Dataset rows:
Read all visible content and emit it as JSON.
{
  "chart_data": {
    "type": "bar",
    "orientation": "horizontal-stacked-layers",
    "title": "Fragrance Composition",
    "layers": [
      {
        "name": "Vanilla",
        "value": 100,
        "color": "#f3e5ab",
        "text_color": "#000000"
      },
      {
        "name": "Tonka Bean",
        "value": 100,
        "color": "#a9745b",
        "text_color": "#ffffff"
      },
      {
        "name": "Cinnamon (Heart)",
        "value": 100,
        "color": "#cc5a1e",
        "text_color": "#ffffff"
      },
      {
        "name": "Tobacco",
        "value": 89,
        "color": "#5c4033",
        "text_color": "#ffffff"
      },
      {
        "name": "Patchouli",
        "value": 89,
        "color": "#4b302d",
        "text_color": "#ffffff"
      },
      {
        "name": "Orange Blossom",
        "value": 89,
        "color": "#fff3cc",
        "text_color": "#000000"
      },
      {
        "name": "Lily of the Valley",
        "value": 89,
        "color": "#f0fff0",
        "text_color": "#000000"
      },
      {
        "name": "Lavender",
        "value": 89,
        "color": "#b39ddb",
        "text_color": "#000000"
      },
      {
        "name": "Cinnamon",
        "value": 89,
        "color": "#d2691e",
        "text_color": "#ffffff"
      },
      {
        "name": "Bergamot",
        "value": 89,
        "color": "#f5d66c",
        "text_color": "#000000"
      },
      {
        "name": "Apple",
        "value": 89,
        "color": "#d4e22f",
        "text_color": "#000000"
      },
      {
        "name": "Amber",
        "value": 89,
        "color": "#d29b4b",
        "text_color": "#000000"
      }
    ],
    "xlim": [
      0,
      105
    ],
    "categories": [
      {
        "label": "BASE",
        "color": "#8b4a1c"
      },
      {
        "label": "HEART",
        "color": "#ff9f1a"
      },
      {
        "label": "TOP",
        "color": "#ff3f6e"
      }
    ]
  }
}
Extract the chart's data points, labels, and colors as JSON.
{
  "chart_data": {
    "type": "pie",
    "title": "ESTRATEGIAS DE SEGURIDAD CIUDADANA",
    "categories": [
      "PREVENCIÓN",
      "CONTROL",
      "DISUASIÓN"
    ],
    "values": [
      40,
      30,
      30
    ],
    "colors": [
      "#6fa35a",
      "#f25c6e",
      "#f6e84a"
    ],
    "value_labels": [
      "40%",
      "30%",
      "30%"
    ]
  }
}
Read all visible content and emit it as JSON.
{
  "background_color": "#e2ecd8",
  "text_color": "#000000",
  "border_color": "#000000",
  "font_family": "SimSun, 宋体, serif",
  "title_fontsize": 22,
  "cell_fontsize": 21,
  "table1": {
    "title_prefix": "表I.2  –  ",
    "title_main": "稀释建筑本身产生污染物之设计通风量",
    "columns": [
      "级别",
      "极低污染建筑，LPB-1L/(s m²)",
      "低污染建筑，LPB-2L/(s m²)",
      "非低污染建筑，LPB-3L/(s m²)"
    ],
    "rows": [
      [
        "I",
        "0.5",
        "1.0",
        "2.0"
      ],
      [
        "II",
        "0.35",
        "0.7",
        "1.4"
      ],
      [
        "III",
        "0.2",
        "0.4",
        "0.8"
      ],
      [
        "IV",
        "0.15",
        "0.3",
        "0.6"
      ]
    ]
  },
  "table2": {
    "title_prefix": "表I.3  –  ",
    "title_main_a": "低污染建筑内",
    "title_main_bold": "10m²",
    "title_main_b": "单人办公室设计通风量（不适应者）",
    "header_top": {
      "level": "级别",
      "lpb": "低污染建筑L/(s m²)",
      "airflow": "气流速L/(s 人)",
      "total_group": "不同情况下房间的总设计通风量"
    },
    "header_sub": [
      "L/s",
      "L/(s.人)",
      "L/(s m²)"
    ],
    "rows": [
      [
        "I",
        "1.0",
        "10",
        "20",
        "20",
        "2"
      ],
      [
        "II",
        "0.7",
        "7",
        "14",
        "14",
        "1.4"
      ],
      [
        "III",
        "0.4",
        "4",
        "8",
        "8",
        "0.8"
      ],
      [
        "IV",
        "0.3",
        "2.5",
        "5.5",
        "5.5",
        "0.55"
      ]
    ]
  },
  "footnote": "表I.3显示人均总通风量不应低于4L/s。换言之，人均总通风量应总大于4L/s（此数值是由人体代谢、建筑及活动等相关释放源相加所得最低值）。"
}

Your instructions:
Retype the data exactly as given.

Answer below:
Read all visible content and emit it as JSON.
{
  "chart_data": {
    "type": "bar",
    "orientation": "horizontal-stacked-layers",
    "title": "Fragrance Composition",
    "layers": [
      {
        "name": "Vanilla",
        "value": 100,
        "color": "#f3e5ab",
        "text_color": "#000000"
      },
      {
        "name": "Tonka Bean",
        "value": 100,
        "color": "#a9745b",
        "text_color": "#ffffff"
      },
      {
        "name": "Cinnamon (Heart)",
        "value": 100,
        "color": "#cc5a1e",
        "text_color": "#ffffff"
      },
      {
        "name": "Tobacco",
        "value": 89,
        "color": "#5c4033",
        "text_color": "#ffffff"
      },
      {
        "name": "Patchouli",
        "value": 89,
        "color": "#4b302d",
        "text_color": "#ffffff"
      },
      {
        "name": "Orange Blossom",
        "value": 89,
        "color": "#fff3cc",
        "text_color": "#000000"
      },
      {
        "name": "Lily of the Valley",
        "value": 89,
        "color": "#f0fff0",
        "text_color": "#000000"
      },
      {
        "name": "Lavender",
        "value": 89,
        "color": "#b39ddb",
        "text_color": "#000000"
      },
      {
        "name": "Cinnamon",
        "value": 89,
        "color": "#d2691e",
        "text_color": "#ffffff"
      },
      {
        "name": "Bergamot",
        "value": 89,
        "color": "#f5d66c",
        "text_color": "#000000"
      },
      {
        "name": "Apple",
        "value": 89,
        "color": "#d4e22f",
        "text_color": "#000000"
      },
      {
        "name": "Amber",
        "value": 89,
        "color": "#d29b4b",
        "text_color": "#000000"
      }
    ],
    "xlim": [
      0,
      105
    ],
    "categories": [
      {
        "label": "BASE",
        "color": "#8b4a1c"
      },
      {
        "label": "HEART",
        "color": "#ff9f1a"
      },
      {
        "label": "TOP",
        "color": "#ff3f6e"
      }
    ]
  }
}
Extract the chart's data points, labels, and colors as JSON.
{
  "chart_data": {
    "type": "pie",
    "title": "ESTRATEGIAS DE SEGURIDAD CIUDADANA",
    "categories": [
      "PREVENCIÓN",
      "CONTROL",
      "DISUASIÓN"
    ],
    "values": [
      40,
      30,
      30
    ],
    "colors": [
      "#6fa35a",
      "#f25c6e",
      "#f6e84a"
    ],
    "value_labels": [
      "40%",
      "30%",
      "30%"
    ]
  }
}
Read all visible content and emit it as JSON.
{
  "background_color": "#e2ecd8",
  "text_color": "#000000",
  "border_color": "#000000",
  "font_family": "SimSun, 宋体, serif",
  "title_fontsize": 22,
  "cell_fontsize": 21,
  "table1": {
    "title_prefix": "表I.2  –  ",
    "title_main": "稀释建筑本身产生污染物之设计通风量",
    "columns": [
      "级别",
      "极低污染建筑，LPB-1L/(s m²)",
      "低污染建筑，LPB-2L/(s m²)",
      "非低污染建筑，LPB-3L/(s m²)"
    ],
    "rows": [
      [
        "I",
        "0.5",
        "1.0",
        "2.0"
      ],
      [
        "II",
        "0.35",
        "0.7",
        "1.4"
      ],
      [
        "III",
        "0.2",
        "0.4",
        "0.8"
      ],
      [
        "IV",
        "0.15",
        "0.3",
        "0.6"
      ]
    ]
  },
  "table2": {
    "title_prefix": "表I.3  –  ",
    "title_main_a": "低污染建筑内",
    "title_main_bold": "10m²",
    "title_main_b": "单人办公室设计通风量（不适应者）",
    "header_top": {
      "level": "级别",
      "lpb": "低污染建筑L/(s m²)",
      "airflow": "气流速L/(s 人)",
      "total_group": "不同情况下房间的总设计通风量"
    },
    "header_sub": [
      "L/s",
      "L/(s.人)",
      "L/(s m²)"
    ],
    "rows": [
      [
        "I",
        "1.0",
        "10",
        "20",
        "20",
        "2"
      ],
      [
        "II",
        "0.7",
        "7",
        "14",
        "14",
        "1.4"
      ],
      [
        "III",
        "0.4",
        "4",
        "8",
        "8",
        "0.8"
      ],
      [
        "IV",
        "0.3",
        "2.5",
        "5.5",
        "5.5",
        "0.55"
      ]
    ]
  },
  "footnote": "表I.3显示人均总通风量不应低于4L/s。换言之，人均总通风量应总大于4L/s（此数值是由人体代谢、建筑及活动等相关释放源相加所得最低值）。"
}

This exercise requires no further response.